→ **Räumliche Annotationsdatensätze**
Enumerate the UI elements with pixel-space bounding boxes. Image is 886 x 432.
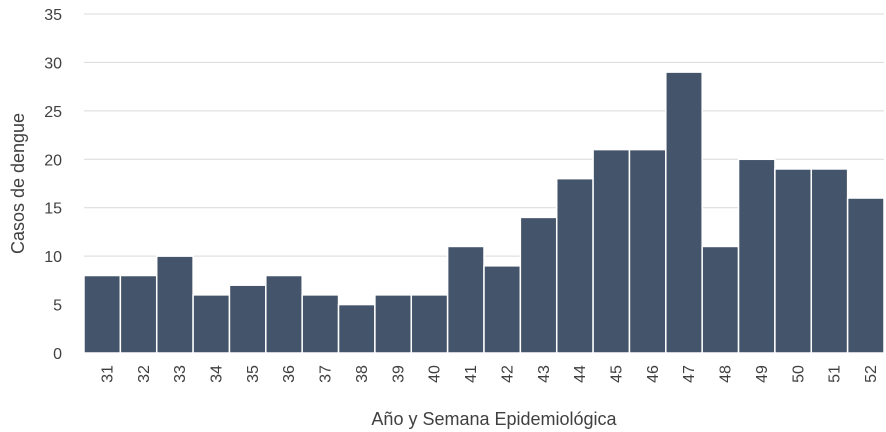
bar-31 bbox=[83, 274, 122, 354]
x-tick-label: 40 bbox=[427, 365, 444, 383]
y-tick-label: 25 bbox=[44, 104, 62, 121]
x-tick-label: 41 bbox=[463, 365, 480, 383]
y-tick-label: 15 bbox=[44, 201, 62, 218]
bar-43 bbox=[519, 216, 558, 354]
x-tick-label: 33 bbox=[172, 365, 189, 383]
bar-41 bbox=[446, 245, 485, 354]
x-tick-label: 34 bbox=[208, 365, 225, 383]
x-axis-title: Año y Semana Epidemiológica bbox=[371, 409, 617, 429]
bar-46 bbox=[628, 148, 667, 354]
bar-37 bbox=[301, 294, 340, 354]
bar-44 bbox=[555, 177, 594, 354]
bar-34 bbox=[192, 294, 231, 354]
x-tick-label: 49 bbox=[754, 365, 771, 383]
x-tick-label: 47 bbox=[681, 365, 698, 383]
bar-33 bbox=[155, 255, 194, 354]
x-tick-label: 48 bbox=[718, 365, 735, 383]
y-tick-label: 0 bbox=[53, 346, 62, 363]
bar-40 bbox=[410, 294, 449, 354]
x-tick-label: 51 bbox=[827, 365, 844, 383]
bar-51 bbox=[810, 168, 849, 354]
x-tick-label: 31 bbox=[99, 365, 116, 383]
bar-49 bbox=[737, 158, 776, 354]
bar-39 bbox=[374, 294, 413, 354]
x-tick-label: 43 bbox=[536, 365, 553, 383]
x-tick-label: 46 bbox=[645, 365, 662, 383]
x-tick-label: 36 bbox=[281, 365, 298, 383]
y-axis-title: Casos de dengue bbox=[8, 113, 28, 254]
x-tick-label: 37 bbox=[318, 365, 335, 383]
bar-32 bbox=[119, 274, 158, 354]
x-tick-label: 42 bbox=[499, 365, 516, 383]
y-axis-ticks: 0 5 10 15 20 25 30 35 bbox=[44, 7, 62, 363]
x-tick-label: 44 bbox=[572, 365, 589, 383]
x-tick-label: 32 bbox=[136, 365, 153, 383]
bar-45 bbox=[592, 148, 631, 354]
y-tick-label: 10 bbox=[44, 249, 62, 266]
bar-35 bbox=[228, 284, 267, 354]
bar-38 bbox=[337, 303, 376, 354]
y-tick-label: 30 bbox=[44, 55, 62, 72]
x-tick-label: 52 bbox=[863, 365, 880, 383]
bar-36 bbox=[265, 274, 303, 354]
bar-48 bbox=[701, 245, 740, 354]
bar-50 bbox=[774, 168, 813, 354]
bar-52 bbox=[846, 197, 885, 354]
x-tick-label: 50 bbox=[790, 365, 807, 383]
bar-47 bbox=[665, 71, 703, 354]
y-tick-label: 35 bbox=[44, 7, 62, 24]
x-tick-label: 39 bbox=[390, 365, 407, 383]
x-tick-label: 35 bbox=[245, 365, 262, 383]
y-tick-label: 20 bbox=[44, 152, 62, 169]
bars bbox=[83, 71, 885, 354]
x-tick-label: 45 bbox=[608, 365, 625, 383]
x-axis-ticks: 31 32 33 34 35 36 37 38 39 40 41 42 43 44 45 46 47 48 49 50… bbox=[99, 365, 880, 383]
y-tick-label: 5 bbox=[53, 298, 62, 315]
x-tick-label: 38 bbox=[354, 365, 371, 383]
bar-42 bbox=[483, 265, 522, 354]
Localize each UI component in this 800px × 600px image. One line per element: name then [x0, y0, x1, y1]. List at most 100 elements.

→ **Ziel**
Gib den Abschnitt der Einträge oben von der Zeile mit „bar-31 bbox=[83, 274, 122, 354]“ bis einschließlich der Zeile mit „bar-43 bbox=[519, 216, 558, 354]“ als Markdown-Tabelle mit den Spalten „Nr“ und „Zeile“ wieder. Leerzeilen entfallen.

→ **Lösung**
| Nr | Zeile |
|---|---|
| 1 | bar-31 bbox=[83, 274, 122, 354] |
| 2 | x-tick-label: 40 bbox=[427, 365, 444, 383] |
| 3 | y-tick-label: 25 bbox=[44, 104, 62, 121] |
| 4 | x-tick-label: 41 bbox=[463, 365, 480, 383] |
| 5 | y-tick-label: 15 bbox=[44, 201, 62, 218] |
| 6 | bar-43 bbox=[519, 216, 558, 354] |